Collected data entries
━━━━━━━━━━

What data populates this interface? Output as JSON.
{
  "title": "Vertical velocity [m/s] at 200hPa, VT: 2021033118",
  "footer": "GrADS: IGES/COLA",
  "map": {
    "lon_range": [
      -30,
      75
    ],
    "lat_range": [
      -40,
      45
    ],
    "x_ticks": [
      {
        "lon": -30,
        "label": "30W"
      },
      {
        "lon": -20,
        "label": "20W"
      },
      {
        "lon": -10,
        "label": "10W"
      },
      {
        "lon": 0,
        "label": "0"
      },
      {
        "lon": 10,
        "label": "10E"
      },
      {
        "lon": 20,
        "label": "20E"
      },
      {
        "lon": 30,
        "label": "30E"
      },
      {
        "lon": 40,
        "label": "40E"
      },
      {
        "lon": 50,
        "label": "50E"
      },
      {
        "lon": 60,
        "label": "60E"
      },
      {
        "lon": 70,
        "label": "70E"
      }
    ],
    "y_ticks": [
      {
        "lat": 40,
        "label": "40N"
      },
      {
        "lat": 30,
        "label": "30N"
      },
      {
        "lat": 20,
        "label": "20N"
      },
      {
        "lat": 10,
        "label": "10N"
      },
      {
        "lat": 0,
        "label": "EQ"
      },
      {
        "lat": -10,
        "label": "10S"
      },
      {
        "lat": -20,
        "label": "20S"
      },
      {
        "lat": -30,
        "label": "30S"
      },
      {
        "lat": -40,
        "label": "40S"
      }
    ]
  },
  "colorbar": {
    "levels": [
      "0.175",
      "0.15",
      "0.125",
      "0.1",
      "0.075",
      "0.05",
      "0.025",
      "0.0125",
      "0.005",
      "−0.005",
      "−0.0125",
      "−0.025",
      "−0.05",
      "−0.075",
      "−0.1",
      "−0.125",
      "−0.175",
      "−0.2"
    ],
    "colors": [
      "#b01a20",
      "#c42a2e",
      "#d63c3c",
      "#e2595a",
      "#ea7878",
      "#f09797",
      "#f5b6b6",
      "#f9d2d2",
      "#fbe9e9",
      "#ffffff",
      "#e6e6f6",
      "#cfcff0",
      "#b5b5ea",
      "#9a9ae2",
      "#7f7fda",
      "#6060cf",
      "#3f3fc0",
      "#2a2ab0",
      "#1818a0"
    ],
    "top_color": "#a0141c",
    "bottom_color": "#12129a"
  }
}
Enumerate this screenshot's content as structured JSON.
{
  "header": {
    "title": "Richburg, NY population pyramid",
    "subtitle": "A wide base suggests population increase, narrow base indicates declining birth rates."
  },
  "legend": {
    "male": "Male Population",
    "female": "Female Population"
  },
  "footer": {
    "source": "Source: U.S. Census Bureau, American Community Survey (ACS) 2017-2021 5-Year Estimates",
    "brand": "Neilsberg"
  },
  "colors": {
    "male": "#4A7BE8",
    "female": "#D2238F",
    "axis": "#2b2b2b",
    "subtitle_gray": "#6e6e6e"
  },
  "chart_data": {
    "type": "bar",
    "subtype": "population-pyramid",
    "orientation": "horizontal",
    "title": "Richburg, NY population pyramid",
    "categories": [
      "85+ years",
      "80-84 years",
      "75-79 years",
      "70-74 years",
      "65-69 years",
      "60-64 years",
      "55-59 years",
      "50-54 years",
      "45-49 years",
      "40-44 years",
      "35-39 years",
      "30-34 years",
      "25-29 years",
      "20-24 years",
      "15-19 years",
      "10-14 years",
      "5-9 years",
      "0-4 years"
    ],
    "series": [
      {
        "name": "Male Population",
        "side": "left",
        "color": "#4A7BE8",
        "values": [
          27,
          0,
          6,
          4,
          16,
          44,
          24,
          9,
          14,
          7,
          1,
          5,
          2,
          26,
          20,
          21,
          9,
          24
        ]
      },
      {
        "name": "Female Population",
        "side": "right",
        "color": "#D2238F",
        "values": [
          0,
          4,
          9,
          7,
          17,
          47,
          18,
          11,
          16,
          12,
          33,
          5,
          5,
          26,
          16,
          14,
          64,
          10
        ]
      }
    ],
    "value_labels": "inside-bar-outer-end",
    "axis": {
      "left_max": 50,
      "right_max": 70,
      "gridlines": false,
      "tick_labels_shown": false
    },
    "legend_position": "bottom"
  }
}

━━━━━━━━━━

Reproduce every record, matching each line exactly.

** RESPONSE TO THIS EXERCISE **
What data populates this interface? Output as JSON.
{
  "title": "Vertical velocity [m/s] at 200hPa, VT: 2021033118",
  "footer": "GrADS: IGES/COLA",
  "map": {
    "lon_range": [
      -30,
      75
    ],
    "lat_range": [
      -40,
      45
    ],
    "x_ticks": [
      {
        "lon": -30,
        "label": "30W"
      },
      {
        "lon": -20,
        "label": "20W"
      },
      {
        "lon": -10,
        "label": "10W"
      },
      {
        "lon": 0,
        "label": "0"
      },
      {
        "lon": 10,
        "label": "10E"
      },
      {
        "lon": 20,
        "label": "20E"
      },
      {
        "lon": 30,
        "label": "30E"
      },
      {
        "lon": 40,
        "label": "40E"
      },
      {
        "lon": 50,
        "label": "50E"
      },
      {
        "lon": 60,
        "label": "60E"
      },
      {
        "lon": 70,
        "label": "70E"
      }
    ],
    "y_ticks": [
      {
        "lat": 40,
        "label": "40N"
      },
      {
        "lat": 30,
        "label": "30N"
      },
      {
        "lat": 20,
        "label": "20N"
      },
      {
        "lat": 10,
        "label": "10N"
      },
      {
        "lat": 0,
        "label": "EQ"
      },
      {
        "lat": -10,
        "label": "10S"
      },
      {
        "lat": -20,
        "label": "20S"
      },
      {
        "lat": -30,
        "label": "30S"
      },
      {
        "lat": -40,
        "label": "40S"
      }
    ]
  },
  "colorbar": {
    "levels": [
      "0.175",
      "0.15",
      "0.125",
      "0.1",
      "0.075",
      "0.05",
      "0.025",
      "0.0125",
      "0.005",
      "−0.005",
      "−0.0125",
      "−0.025",
      "−0.05",
      "−0.075",
      "−0.1",
      "−0.125",
      "−0.175",
      "−0.2"
    ],
    "colors": [
      "#b01a20",
      "#c42a2e",
      "#d63c3c",
      "#e2595a",
      "#ea7878",
      "#f09797",
      "#f5b6b6",
      "#f9d2d2",
      "#fbe9e9",
      "#ffffff",
      "#e6e6f6",
      "#cfcff0",
      "#b5b5ea",
      "#9a9ae2",
      "#7f7fda",
      "#6060cf",
      "#3f3fc0",
      "#2a2ab0",
      "#1818a0"
    ],
    "top_color": "#a0141c",
    "bottom_color": "#12129a"
  }
}
Enumerate this screenshot's content as structured JSON.
{
  "header": {
    "title": "Richburg, NY population pyramid",
    "subtitle": "A wide base suggests population increase, narrow base indicates declining birth rates."
  },
  "legend": {
    "male": "Male Population",
    "female": "Female Population"
  },
  "footer": {
    "source": "Source: U.S. Census Bureau, American Community Survey (ACS) 2017-2021 5-Year Estimates",
    "brand": "Neilsberg"
  },
  "colors": {
    "male": "#4A7BE8",
    "female": "#D2238F",
    "axis": "#2b2b2b",
    "subtitle_gray": "#6e6e6e"
  },
  "chart_data": {
    "type": "bar",
    "subtype": "population-pyramid",
    "orientation": "horizontal",
    "title": "Richburg, NY population pyramid",
    "categories": [
      "85+ years",
      "80-84 years",
      "75-79 years",
      "70-74 years",
      "65-69 years",
      "60-64 years",
      "55-59 years",
      "50-54 years",
      "45-49 years",
      "40-44 years",
      "35-39 years",
      "30-34 years",
      "25-29 years",
      "20-24 years",
      "15-19 years",
      "10-14 years",
      "5-9 years",
      "0-4 years"
    ],
    "series": [
      {
        "name": "Male Population",
        "side": "left",
        "color": "#4A7BE8",
        "values": [
          27,
          0,
          6,
          4,
          16,
          44,
          24,
          9,
          14,
          7,
          1,
          5,
          2,
          26,
          20,
          21,
          9,
          24
        ]
      },
      {
        "name": "Female Population",
        "side": "right",
        "color": "#D2238F",
        "values": [
          0,
          4,
          9,
          7,
          17,
          47,
          18,
          11,
          16,
          12,
          33,
          5,
          5,
          26,
          16,
          14,
          64,
          10
        ]
      }
    ],
    "value_labels": "inside-bar-outer-end",
    "axis": {
      "left_max": 50,
      "right_max": 70,
      "gridlines": false,
      "tick_labels_shown": false
    },
    "legend_position": "bottom"
  }
}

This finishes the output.